**Data shown:**
# # # # # # #

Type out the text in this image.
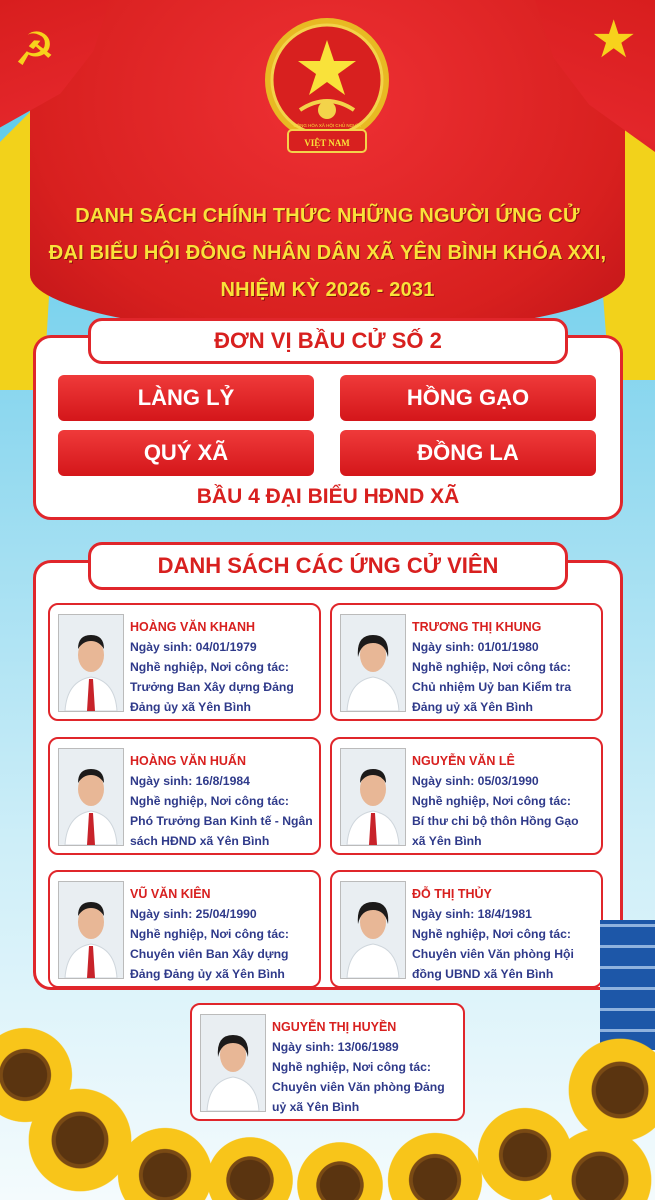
☭	★
VIỆT NAM
CỘNG HÒA XÃ HỘI CHỦ NGHĨA
DANH SÁCH CHÍNH THỨC NHỮNG NGƯỜI ỨNG CỬ
ĐẠI BIỂU HỘI ĐỒNG NHÂN DÂN XÃ YÊN BÌNH KHÓA XXI,
NHIỆM KỲ 2026 - 2031
ĐƠN VỊ BẦU CỬ SỐ 2
LÀNG LỶ	HỒNG GẠO
QUÝ XÃ	ĐỒNG LA
BẦU 4 ĐẠI BIỂU HĐND XÃ
DANH SÁCH CÁC ỨNG CỬ VIÊN
HOÀNG VĂN KHANH
Ngày sinh: 04/01/1979
Nghề nghiệp, Nơi công tác:
Trưởng Ban Xây dựng Đảng
Đảng ủy xã Yên Bình
TRƯƠNG THỊ KHUNG
Ngày sinh: 01/01/1980
Nghề nghiệp, Nơi công tác:
Chủ nhiệm Uỷ ban Kiểm tra
Đảng uỷ xã Yên Bình
HOÀNG VĂN HUẤN
Ngày sinh: 16/8/1984
Nghề nghiệp, Nơi công tác:
Phó Trưởng Ban Kinh tế - Ngân
sách HĐND xã Yên Bình
NGUYỄN VĂN LÊ
Ngày sinh: 05/03/1990
Nghề nghiệp, Nơi công tác:
Bí thư chi bộ thôn Hồng Gạo
xã Yên Bình
VŨ VĂN KIÊN
Ngày sinh: 25/04/1990
Nghề nghiệp, Nơi công tác:
Chuyên viên Ban Xây dựng
Đảng Đảng ủy xã Yên Bình
ĐỖ THỊ THỦY
Ngày sinh: 18/4/1981
Nghề nghiệp, Nơi công tác:
Chuyên viên Văn phòng Hội
đồng UBND xã Yên Bình
NGUYỄN THỊ HUYỀN
Ngày sinh: 13/06/1989
Nghề nghiệp, Nơi công tác:
Chuyên viên Văn phòng Đảng
uỷ xã Yên Bình
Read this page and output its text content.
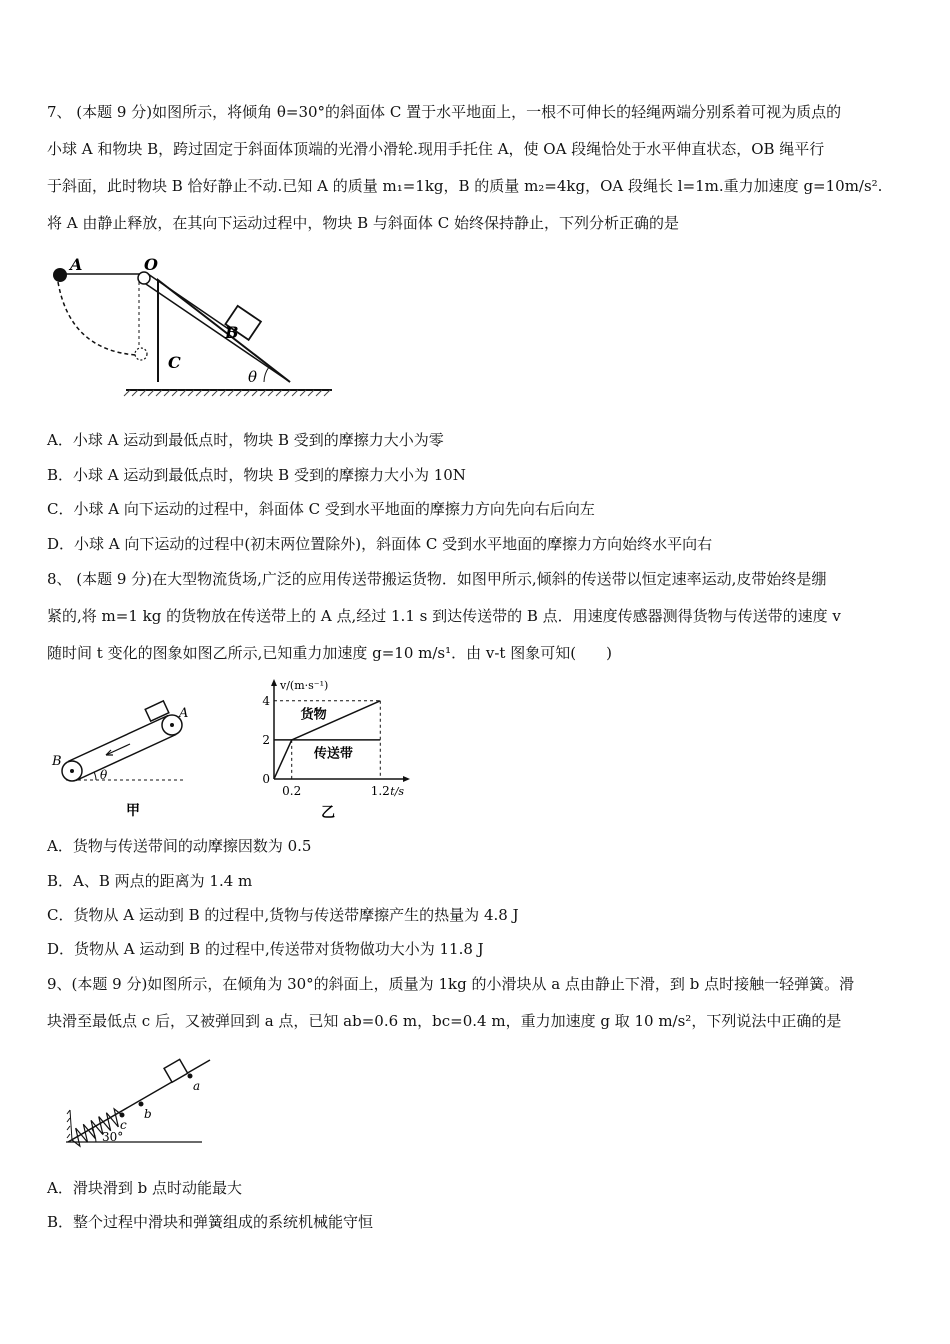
7、 (本题 9 分)如图所示，将倾角 θ=30°的斜面体 C 置于水平地面上，一根不可伸长的轻绳两端分别系着可视为质点的
小球 A 和物块 B，跨过固定于斜面体顶端的光滑小滑轮.现用手托住 A，使 OA 段绳恰处于水平伸直状态，OB 绳平行
于斜面，此时物块 B 恰好静止不动.已知 A 的质量 m₁=1kg，B 的质量 m₂=4kg，OA 段绳长 l=1m.重力加速度 g=10m/s².
将 A 由静止释放，在其向下运动过程中，物块 B 与斜面体 C 始终保持静止，下列分析正确的是
A	O
B
C
θ
A．小球 A 运动到最低点时，物块 B 受到的摩擦力大小为零
B．小球 A 运动到最低点时，物块 B 受到的摩擦力大小为 10N
C．小球 A 向下运动的过程中，斜面体 C 受到水平地面的摩擦力方向先向右后向左
D．小球 A 向下运动的过程中(初末两位置除外)，斜面体 C 受到水平地面的摩擦力方向始终水平向右
8、 (本题 9 分)在大型物流货场,广泛的应用传送带搬运货物．如图甲所示,倾斜的传送带以恒定速率运动,皮带始终是绷
紧的,将 m=1 kg 的货物放在传送带上的 A 点,经过 1.1 s 到达传送带的 B 点．用速度传感器测得货物与传送带的速度 v
随时间 t 变化的图象如图乙所示,已知重力加速度 g=10 m/s¹．由 v-t 图象可知(　　)
A
B
θ
甲
v/(m·s⁻¹)
t/s
0
2
4
0.2	1.2
货物
传送带
乙
A．货物与传送带间的动摩擦因数为 0.5
B．A、B 两点的距离为 1.4 m
C．货物从 A 运动到 B 的过程中,货物与传送带摩擦产生的热量为 4.8 J
D．货物从 A 运动到 B 的过程中,传送带对货物做功大小为 11.8 J
9、(本题 9 分)如图所示，在倾角为 30°的斜面上，质量为 1kg 的小滑块从 a 点由静止下滑，到 b 点时接触一轻弹簧。滑
块滑至最低点 c 后，又被弹回到 a 点，已知 ab=0.6 m，bc=0.4 m，重力加速度 g 取 10 m/s²，下列说法中正确的是
a
b
c
30°
A．滑块滑到 b 点时动能最大
B．整个过程中滑块和弹簧组成的系统机械能守恒
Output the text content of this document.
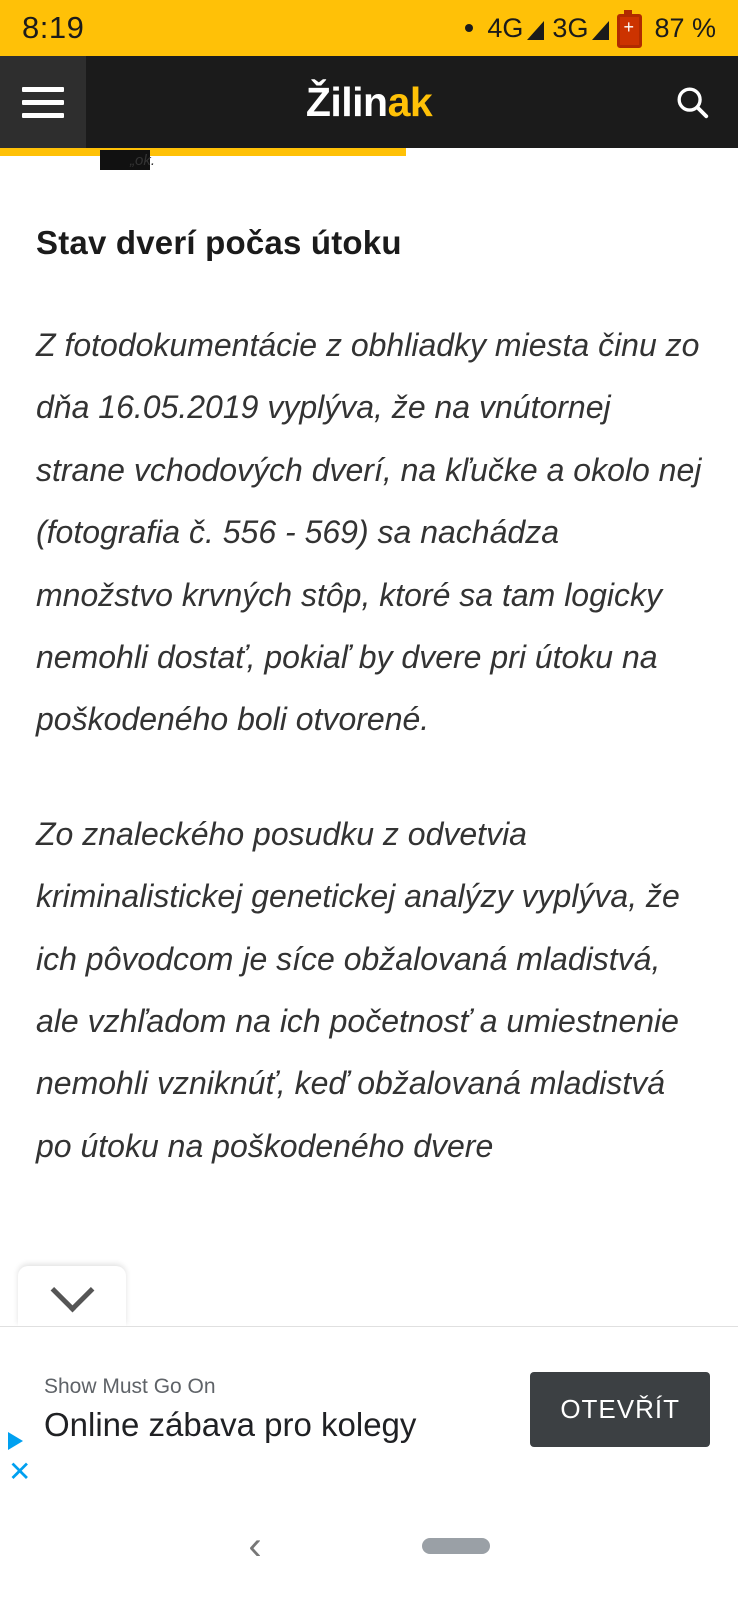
8:19	4G 3G + 87 %
Žilinak
„ok.
Stav dverí počas útoku

Z fotodokumentácie z obhliadky miesta činu zo dňa 16.05.2019 vyplýva, že na vnútornej strane vchodových dverí, na kľučke a okolo nej (fotografia č. 556 - 569) sa nachádza množstvo krvných stôp, ktoré sa tam logicky nemohli dostať, pokiaľ by dvere pri útoku na poškodeného boli otvorené.

Zo znaleckého posudku z odvetvia kriminalistickej genetickej analýzy vyplýva, že ich pôvodcom je síce obžalovaná mladistvá, ale vzhľadom na ich početnosť a umiestnenie nemohli vzniknúť, keď obžalovaná mladistvá po útoku na poškodeného dvere

Show Must Go On
Online zábava pro kolegy	OTEVŘÍT
✕
‹
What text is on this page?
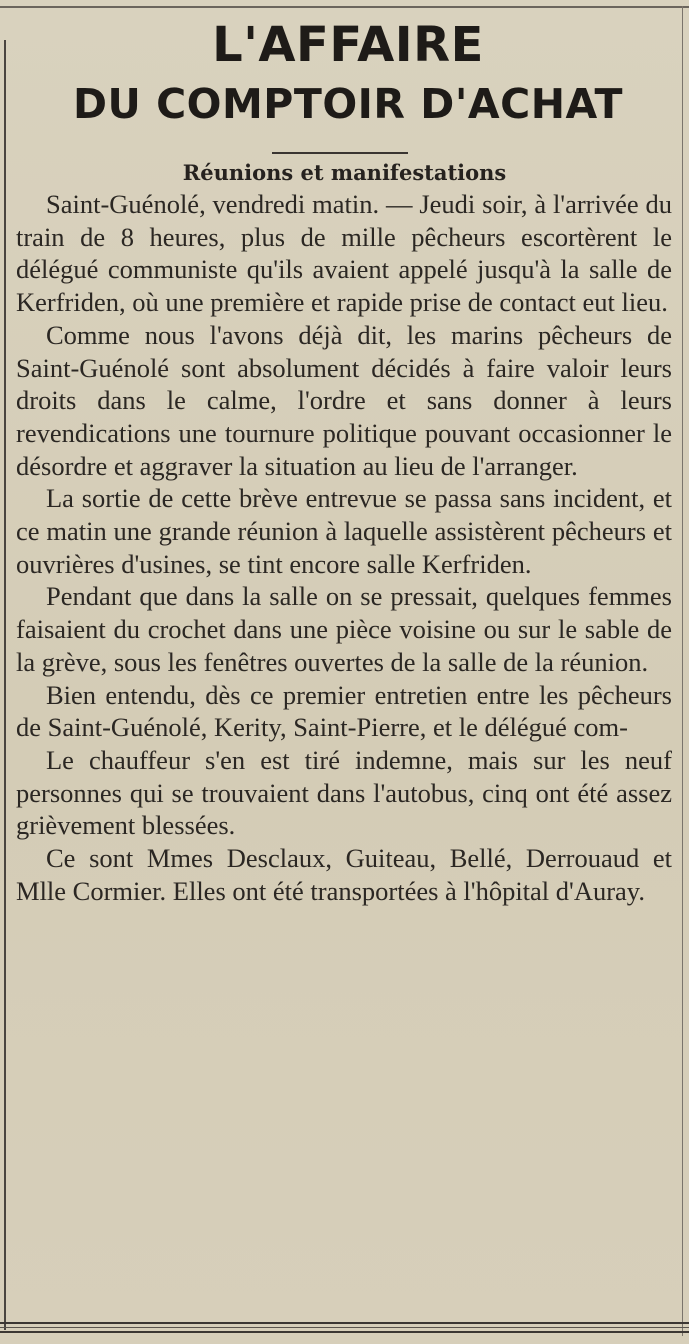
L'AFFAIRE
DU COMPTOIR D'ACHAT
Réunions et manifestations

Saint-Guénolé, vendredi matin. — Jeudi soir, à l'arrivée du train de 8 heures, plus de mille pêcheurs escortèrent le délégué communiste qu'ils avaient appelé jusqu'à la salle de Kerfriden, où une première et rapide prise de contact eut lieu.

Comme nous l'avons déjà dit, les marins pêcheurs de Saint-Guénolé sont absolument décidés à faire valoir leurs droits dans le calme, l'ordre et sans donner à leurs revendications une tournure politique pouvant occasionner le désordre et aggraver la situation au lieu de l'arranger.

La sortie de cette brève entrevue se passa sans incident, et ce matin une grande réunion à laquelle assistèrent pêcheurs et ouvrières d'usines, se tint encore salle Kerfriden.

Pendant que dans la salle on se pressait, quelques femmes faisaient du crochet dans une pièce voisine ou sur le sable de la grève, sous les fenêtres ouvertes de la salle de la réunion.

Bien entendu, dès ce premier entretien entre les pêcheurs de Saint-Guénolé, Kerity, Saint-Pierre, et le délégué com-

Le chauffeur s'en est tiré indemne, mais sur les neuf personnes qui se trouvaient dans l'autobus, cinq ont été assez grièvement blessées.

Ce sont Mmes Desclaux, Guiteau, Bellé, Derrouaud et Mlle Cormier. Elles ont été transportées à l'hôpital d'Auray.
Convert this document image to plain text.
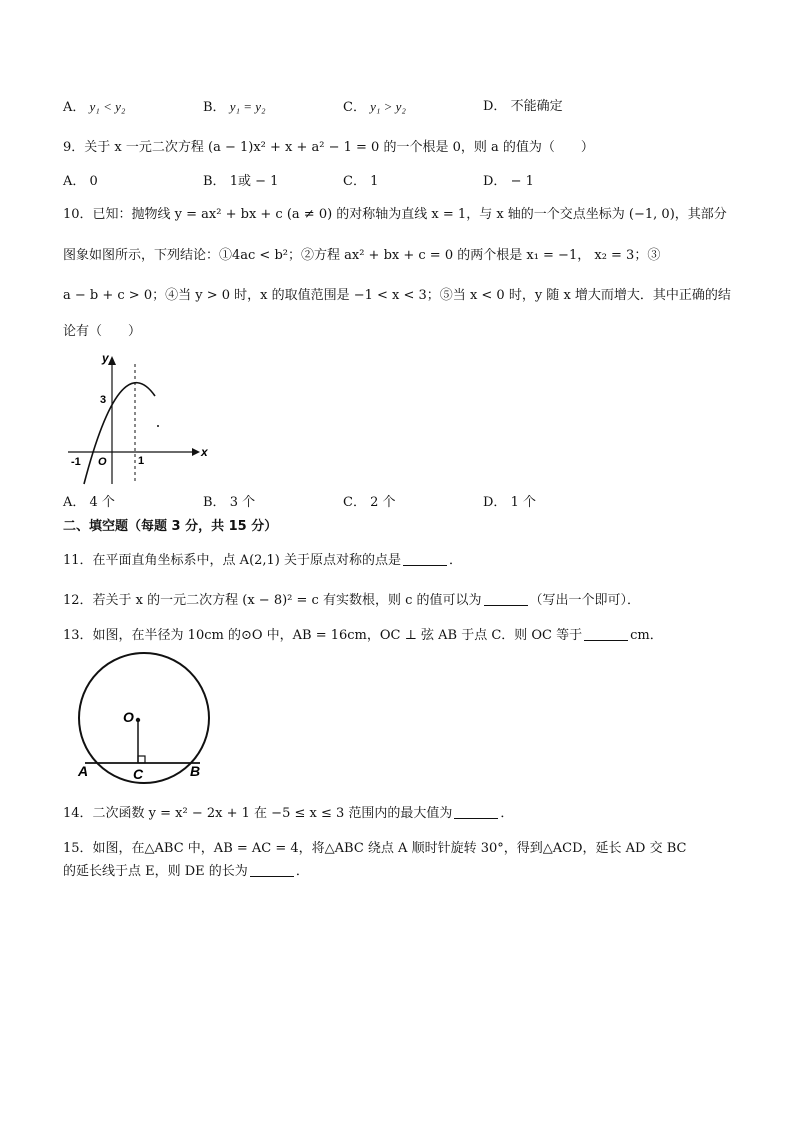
A． y₁ < y₂	B． y₁ = y₂	C． y₁ > y₂	D． 不能确定
9．关于 x 一元二次方程 (a − 1)x² + x + a² − 1 = 0 的一个根是 0，则 a 的值为（　　）
A． 0	B． 1或 − 1	C． 1	D． − 1
10．已知：抛物线 y = ax² + bx + c (a ≠ 0) 的对称轴为直线 x = 1，与 x 轴的一个交点坐标为 (−1, 0)，其部分
图象如图所示，下列结论：①4ac < b²；②方程 ax² + bx + c = 0 的两个根是 x₁ = −1， x₂ = 3；③
a − b + c > 0；④当 y > 0 时，x 的取值范围是 −1 < x < 3；⑤当 x < 0 时，y 随 x 增大而增大．其中正确的结
论有（　　）
y
x
3
-1 O	1
A． 4 个	B． 3 个	C． 2 个	D． 1 个
二、填空题（每题 3 分，共 15 分）
11．在平面直角坐标系中，点 A(2,1) 关于原点对称的点是	．
12．若关于 x 的一元二次方程 (x − 8)² = c 有实数根，则 c 的值可以为	（写出一个即可）．
13．如图，在半径为 10cm 的⊙O 中，AB = 16cm，OC ⊥ 弦 AB 于点 C．则 OC 等于	cm．
O
A	C	B
14．二次函数 y = x² − 2x + 1 在 −5 ≤ x ≤ 3 范围内的最大值为	．
15．如图，在△ABC 中，AB = AC = 4，将△ABC 绕点 A 顺时针旋转 30°，得到△ACD，延长 AD 交 BC
的延长线于点 E，则 DE 的长为	．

# # # # # # #

**What the exercise asks:** Repeat the lines of the records verbatim, starting at the line containing "Convert this document image to plain text." and stopping after the final line. Images stay out.

**Correct answer:**
Convert this document image to plain text.
A． y₁ < y₂	B． y₁ = y₂	C． y₁ > y₂	D． 不能确定
9．关于 x 一元二次方程 (a − 1)x² + x + a² − 1 = 0 的一个根是 0，则 a 的值为（　　）
A． 0	B． 1或 − 1	C． 1	D． − 1
10．已知：抛物线 y = ax² + bx + c (a ≠ 0) 的对称轴为直线 x = 1，与 x 轴的一个交点坐标为 (−1, 0)，其部分
图象如图所示，下列结论：①4ac < b²；②方程 ax² + bx + c = 0 的两个根是 x₁ = −1， x₂ = 3；③
a − b + c > 0；④当 y > 0 时，x 的取值范围是 −1 < x < 3；⑤当 x < 0 时，y 随 x 增大而增大．其中正确的结
论有（　　）
y
x
3
-1 O	1
A． 4 个	B． 3 个	C． 2 个	D． 1 个
二、填空题（每题 3 分，共 15 分）
11．在平面直角坐标系中，点 A(2,1) 关于原点对称的点是	．
12．若关于 x 的一元二次方程 (x − 8)² = c 有实数根，则 c 的值可以为	（写出一个即可）．
13．如图，在半径为 10cm 的⊙O 中，AB = 16cm，OC ⊥ 弦 AB 于点 C．则 OC 等于	cm．
O
A	C	B
14．二次函数 y = x² − 2x + 1 在 −5 ≤ x ≤ 3 范围内的最大值为	．
15．如图，在△ABC 中，AB = AC = 4，将△ABC 绕点 A 顺时针旋转 30°，得到△ACD，延长 AD 交 BC
的延长线于点 E，则 DE 的长为	．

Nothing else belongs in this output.